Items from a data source
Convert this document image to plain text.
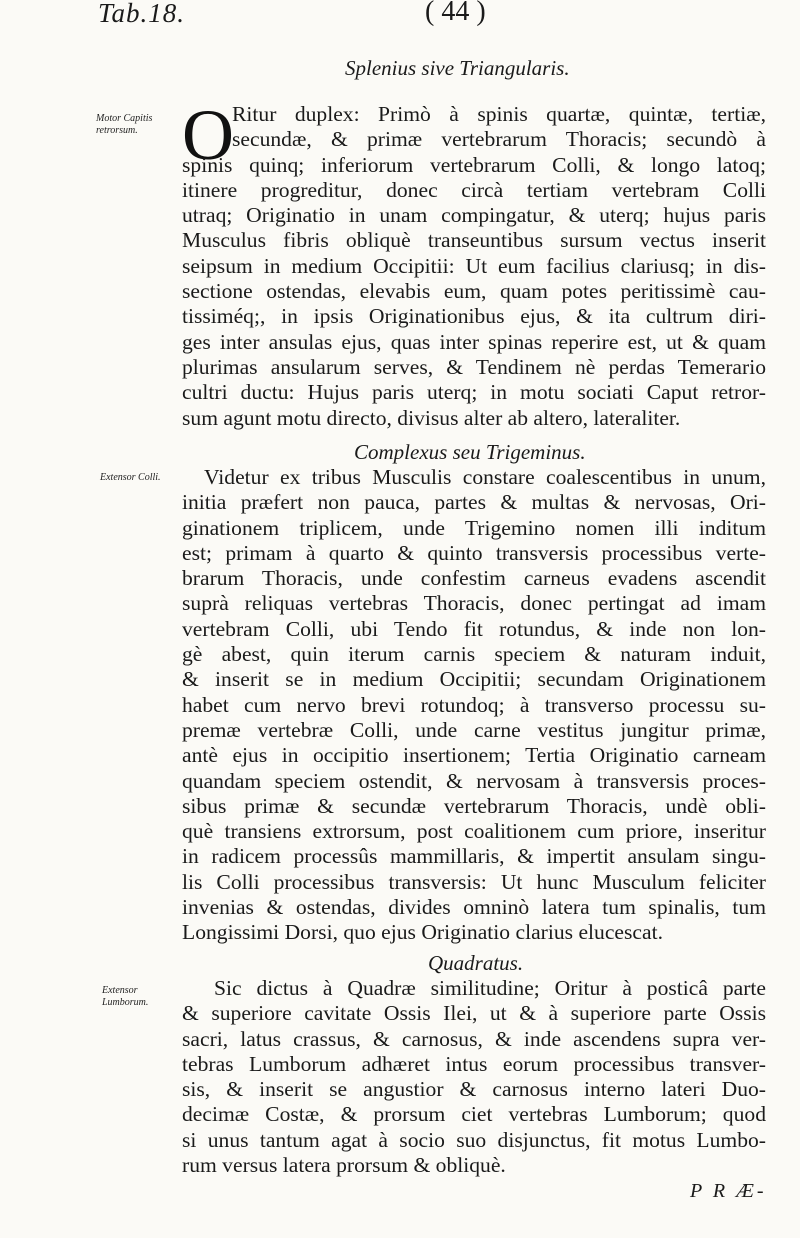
Tab.18.	( 44 )
Splenius sive Triangularis.
Motor Capitis
retrorsum. O
Ritur duplex: Primò à spinis quartæ, quintæ, tertiæ,
secundæ, & primæ vertebrarum Thoracis; secundò à
spinis quinq; inferiorum vertebrarum Colli, & longo latoq;
itinere progreditur, donec circà tertiam vertebram Colli
utraq; Originatio in unam compingatur, & uterq; hujus paris
Musculus fibris obliquè transeuntibus sursum vectus inserit
seipsum in medium Occipitii: Ut eum facilius clariusq; in dis-
sectione ostendas, elevabis eum, quam potes peritissimè cau-
tissiméq;, in ipsis Originationibus ejus, & ita cultrum diri-
ges inter ansulas ejus, quas inter spinas reperire est, ut & quam
plurimas ansularum serves, & Tendinem nè perdas Temerario
cultri ductu: Hujus paris uterq; in motu sociati Caput retror-
sum agunt motu directo, divisus alter ab altero, lateraliter.
Complexus seu Trigeminus.
Extensor Colli.	Videtur ex tribus Musculis constare coalescentibus in unum,
initia præfert non pauca, partes & multas & nervosas, Ori-
ginationem triplicem, unde Trigemino nomen illi inditum
est; primam à quarto & quinto transversis processibus verte-
brarum Thoracis, unde confestim carneus evadens ascendit
suprà reliquas vertebras Thoracis, donec pertingat ad imam
vertebram Colli, ubi Tendo fit rotundus, & inde non lon-
gè abest, quin iterum carnis speciem & naturam induit,
& inserit se in medium Occipitii; secundam Originationem
habet cum nervo brevi rotundoq; à transverso processu su-
premæ vertebræ Colli, unde carne vestitus jungitur primæ,
antè ejus in occipitio insertionem; Tertia Originatio carneam
quandam speciem ostendit, & nervosam à transversis proces-
sibus primæ & secundæ vertebrarum Thoracis, undè obli-
què transiens extrorsum, post coalitionem cum priore, inseritur
in radicem processûs mammillaris, & impertit ansulam singu-
lis Colli processibus transversis: Ut hunc Musculum feliciter
invenias & ostendas, divides omninò latera tum spinalis, tum
Longissimi Dorsi, quo ejus Originatio clarius elucescat.
Quadratus.
Extensor
Lumborum.
Sic dictus à Quadræ similitudine; Oritur à posticâ parte
& superiore cavitate Ossis Ilei, ut & à superiore parte Ossis
sacri, latus crassus, & carnosus, & inde ascendens supra ver-
tebras Lumborum adhæret intus eorum processibus transver-
sis, & inserit se angustior & carnosus interno lateri Duo-
decimæ Costæ, & prorsum ciet vertebras Lumborum; quod
si unus tantum agat à socio suo disjunctus, fit motus Lumbo-
rum versus latera prorsum & obliquè.
P R Æ-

WORK INSTRUCTIONS. From the data above, write out everything exactly except the pictures.

IN RESPONSE.
Convert this document image to plain text.
Tab.18.	( 44 )
Splenius sive Triangularis.
Motor Capitis
retrorsum. O
Ritur duplex: Primò à spinis quartæ, quintæ, tertiæ,
secundæ, & primæ vertebrarum Thoracis; secundò à
spinis quinq; inferiorum vertebrarum Colli, & longo latoq;
itinere progreditur, donec circà tertiam vertebram Colli
utraq; Originatio in unam compingatur, & uterq; hujus paris
Musculus fibris obliquè transeuntibus sursum vectus inserit
seipsum in medium Occipitii: Ut eum facilius clariusq; in dis-
sectione ostendas, elevabis eum, quam potes peritissimè cau-
tissiméq;, in ipsis Originationibus ejus, & ita cultrum diri-
ges inter ansulas ejus, quas inter spinas reperire est, ut & quam
plurimas ansularum serves, & Tendinem nè perdas Temerario
cultri ductu: Hujus paris uterq; in motu sociati Caput retror-
sum agunt motu directo, divisus alter ab altero, lateraliter.
Complexus seu Trigeminus.
Extensor Colli.	Videtur ex tribus Musculis constare coalescentibus in unum,
initia præfert non pauca, partes & multas & nervosas, Ori-
ginationem triplicem, unde Trigemino nomen illi inditum
est; primam à quarto & quinto transversis processibus verte-
brarum Thoracis, unde confestim carneus evadens ascendit
suprà reliquas vertebras Thoracis, donec pertingat ad imam
vertebram Colli, ubi Tendo fit rotundus, & inde non lon-
gè abest, quin iterum carnis speciem & naturam induit,
& inserit se in medium Occipitii; secundam Originationem
habet cum nervo brevi rotundoq; à transverso processu su-
premæ vertebræ Colli, unde carne vestitus jungitur primæ,
antè ejus in occipitio insertionem; Tertia Originatio carneam
quandam speciem ostendit, & nervosam à transversis proces-
sibus primæ & secundæ vertebrarum Thoracis, undè obli-
què transiens extrorsum, post coalitionem cum priore, inseritur
in radicem processûs mammillaris, & impertit ansulam singu-
lis Colli processibus transversis: Ut hunc Musculum feliciter
invenias & ostendas, divides omninò latera tum spinalis, tum
Longissimi Dorsi, quo ejus Originatio clarius elucescat.
Quadratus.
Extensor
Lumborum.
Sic dictus à Quadræ similitudine; Oritur à posticâ parte
& superiore cavitate Ossis Ilei, ut & à superiore parte Ossis
sacri, latus crassus, & carnosus, & inde ascendens supra ver-
tebras Lumborum adhæret intus eorum processibus transver-
sis, & inserit se angustior & carnosus interno lateri Duo-
decimæ Costæ, & prorsum ciet vertebras Lumborum; quod
si unus tantum agat à socio suo disjunctus, fit motus Lumbo-
rum versus latera prorsum & obliquè.
P R Æ-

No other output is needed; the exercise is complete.